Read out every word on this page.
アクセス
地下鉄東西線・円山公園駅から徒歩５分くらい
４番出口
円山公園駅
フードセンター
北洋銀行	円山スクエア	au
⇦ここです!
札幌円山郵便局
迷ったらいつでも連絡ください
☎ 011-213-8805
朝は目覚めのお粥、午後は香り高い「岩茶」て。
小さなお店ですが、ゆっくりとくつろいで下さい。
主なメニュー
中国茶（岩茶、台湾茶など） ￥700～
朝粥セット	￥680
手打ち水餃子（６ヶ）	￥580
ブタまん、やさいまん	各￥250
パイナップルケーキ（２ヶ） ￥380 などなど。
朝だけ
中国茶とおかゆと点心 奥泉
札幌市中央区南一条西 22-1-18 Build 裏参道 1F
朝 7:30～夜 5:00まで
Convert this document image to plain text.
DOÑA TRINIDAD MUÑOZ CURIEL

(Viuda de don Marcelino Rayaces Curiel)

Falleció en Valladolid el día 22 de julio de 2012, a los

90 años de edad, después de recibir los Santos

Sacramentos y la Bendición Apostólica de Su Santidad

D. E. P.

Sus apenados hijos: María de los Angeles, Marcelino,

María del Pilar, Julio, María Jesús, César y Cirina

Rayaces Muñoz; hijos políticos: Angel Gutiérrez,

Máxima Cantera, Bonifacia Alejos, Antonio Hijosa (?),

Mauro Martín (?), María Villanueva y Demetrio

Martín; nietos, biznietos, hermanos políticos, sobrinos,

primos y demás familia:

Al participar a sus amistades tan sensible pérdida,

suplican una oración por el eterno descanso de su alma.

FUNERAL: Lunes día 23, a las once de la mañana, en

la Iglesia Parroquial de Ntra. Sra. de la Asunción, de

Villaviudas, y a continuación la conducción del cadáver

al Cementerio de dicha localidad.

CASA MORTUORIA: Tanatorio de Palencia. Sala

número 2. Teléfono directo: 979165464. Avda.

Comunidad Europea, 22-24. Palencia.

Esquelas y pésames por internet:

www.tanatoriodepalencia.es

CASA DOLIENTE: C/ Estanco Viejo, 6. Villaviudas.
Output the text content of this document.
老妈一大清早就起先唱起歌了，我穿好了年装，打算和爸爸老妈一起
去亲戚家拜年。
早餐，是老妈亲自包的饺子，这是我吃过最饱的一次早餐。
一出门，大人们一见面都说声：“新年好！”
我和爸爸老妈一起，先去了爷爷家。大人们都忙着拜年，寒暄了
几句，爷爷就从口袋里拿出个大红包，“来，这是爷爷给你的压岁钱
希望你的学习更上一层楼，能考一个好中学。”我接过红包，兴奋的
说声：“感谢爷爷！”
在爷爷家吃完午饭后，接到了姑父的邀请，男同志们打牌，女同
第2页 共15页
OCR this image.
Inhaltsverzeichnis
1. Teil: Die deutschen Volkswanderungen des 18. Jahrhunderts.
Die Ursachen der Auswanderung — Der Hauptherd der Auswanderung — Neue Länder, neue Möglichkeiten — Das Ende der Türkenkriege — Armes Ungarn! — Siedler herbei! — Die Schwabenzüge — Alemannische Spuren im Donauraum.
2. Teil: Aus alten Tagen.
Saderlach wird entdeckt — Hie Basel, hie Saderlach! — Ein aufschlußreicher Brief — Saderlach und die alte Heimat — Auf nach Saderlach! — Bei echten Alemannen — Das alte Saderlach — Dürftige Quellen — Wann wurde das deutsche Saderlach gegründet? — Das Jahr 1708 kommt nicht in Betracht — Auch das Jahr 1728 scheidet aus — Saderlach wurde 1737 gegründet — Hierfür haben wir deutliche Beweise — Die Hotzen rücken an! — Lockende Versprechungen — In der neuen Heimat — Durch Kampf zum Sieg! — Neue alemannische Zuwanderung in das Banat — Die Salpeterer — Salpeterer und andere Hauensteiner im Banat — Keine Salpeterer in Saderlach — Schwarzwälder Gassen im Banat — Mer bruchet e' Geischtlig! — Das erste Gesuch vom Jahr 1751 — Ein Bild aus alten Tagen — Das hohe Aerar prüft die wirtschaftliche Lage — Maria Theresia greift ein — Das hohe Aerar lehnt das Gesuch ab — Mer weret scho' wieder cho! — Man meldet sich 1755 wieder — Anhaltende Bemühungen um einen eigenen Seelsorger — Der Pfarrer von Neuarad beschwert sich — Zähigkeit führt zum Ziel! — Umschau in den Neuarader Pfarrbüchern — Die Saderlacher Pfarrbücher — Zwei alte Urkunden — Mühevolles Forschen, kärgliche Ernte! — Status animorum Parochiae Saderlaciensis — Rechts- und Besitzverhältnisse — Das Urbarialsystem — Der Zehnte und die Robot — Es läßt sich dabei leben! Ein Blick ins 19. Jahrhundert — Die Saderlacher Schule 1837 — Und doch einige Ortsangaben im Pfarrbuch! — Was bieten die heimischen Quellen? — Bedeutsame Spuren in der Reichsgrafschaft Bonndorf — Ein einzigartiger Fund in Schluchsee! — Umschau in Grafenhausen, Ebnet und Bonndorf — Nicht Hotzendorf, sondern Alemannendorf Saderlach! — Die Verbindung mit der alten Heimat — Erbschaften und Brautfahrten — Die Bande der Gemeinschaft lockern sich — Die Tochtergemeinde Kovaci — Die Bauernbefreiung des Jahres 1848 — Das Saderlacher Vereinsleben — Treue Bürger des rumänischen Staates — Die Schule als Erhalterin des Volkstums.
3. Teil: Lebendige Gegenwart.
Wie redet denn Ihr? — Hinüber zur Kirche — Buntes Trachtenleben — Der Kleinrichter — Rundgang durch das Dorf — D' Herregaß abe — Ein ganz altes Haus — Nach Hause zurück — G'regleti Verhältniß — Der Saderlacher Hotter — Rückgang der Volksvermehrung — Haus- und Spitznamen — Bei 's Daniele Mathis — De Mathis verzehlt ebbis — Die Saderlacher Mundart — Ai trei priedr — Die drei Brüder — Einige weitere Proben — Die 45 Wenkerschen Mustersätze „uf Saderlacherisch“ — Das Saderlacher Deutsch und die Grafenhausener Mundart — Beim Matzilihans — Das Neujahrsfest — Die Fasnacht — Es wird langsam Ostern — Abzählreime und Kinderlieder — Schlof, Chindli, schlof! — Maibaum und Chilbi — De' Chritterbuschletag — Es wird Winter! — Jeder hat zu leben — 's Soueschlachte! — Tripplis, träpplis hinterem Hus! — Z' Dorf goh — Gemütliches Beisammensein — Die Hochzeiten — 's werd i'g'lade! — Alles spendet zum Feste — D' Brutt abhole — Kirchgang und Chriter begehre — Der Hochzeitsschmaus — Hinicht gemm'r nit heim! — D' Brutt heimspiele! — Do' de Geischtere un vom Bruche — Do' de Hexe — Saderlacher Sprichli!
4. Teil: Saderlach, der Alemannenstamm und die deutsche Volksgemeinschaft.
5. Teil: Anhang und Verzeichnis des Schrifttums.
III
+===+
#### [EXERCISE OBJECTIVE]
Scan the listing above and identify each line holding the string "CASA"; copy every such line.

#### [PROBLEM SOLUTION]
CASA MORTUORIA: Tanatorio de Palencia. Sala
CASA DOLIENTE: C/ Estanco Viejo, 6. Villaviudas.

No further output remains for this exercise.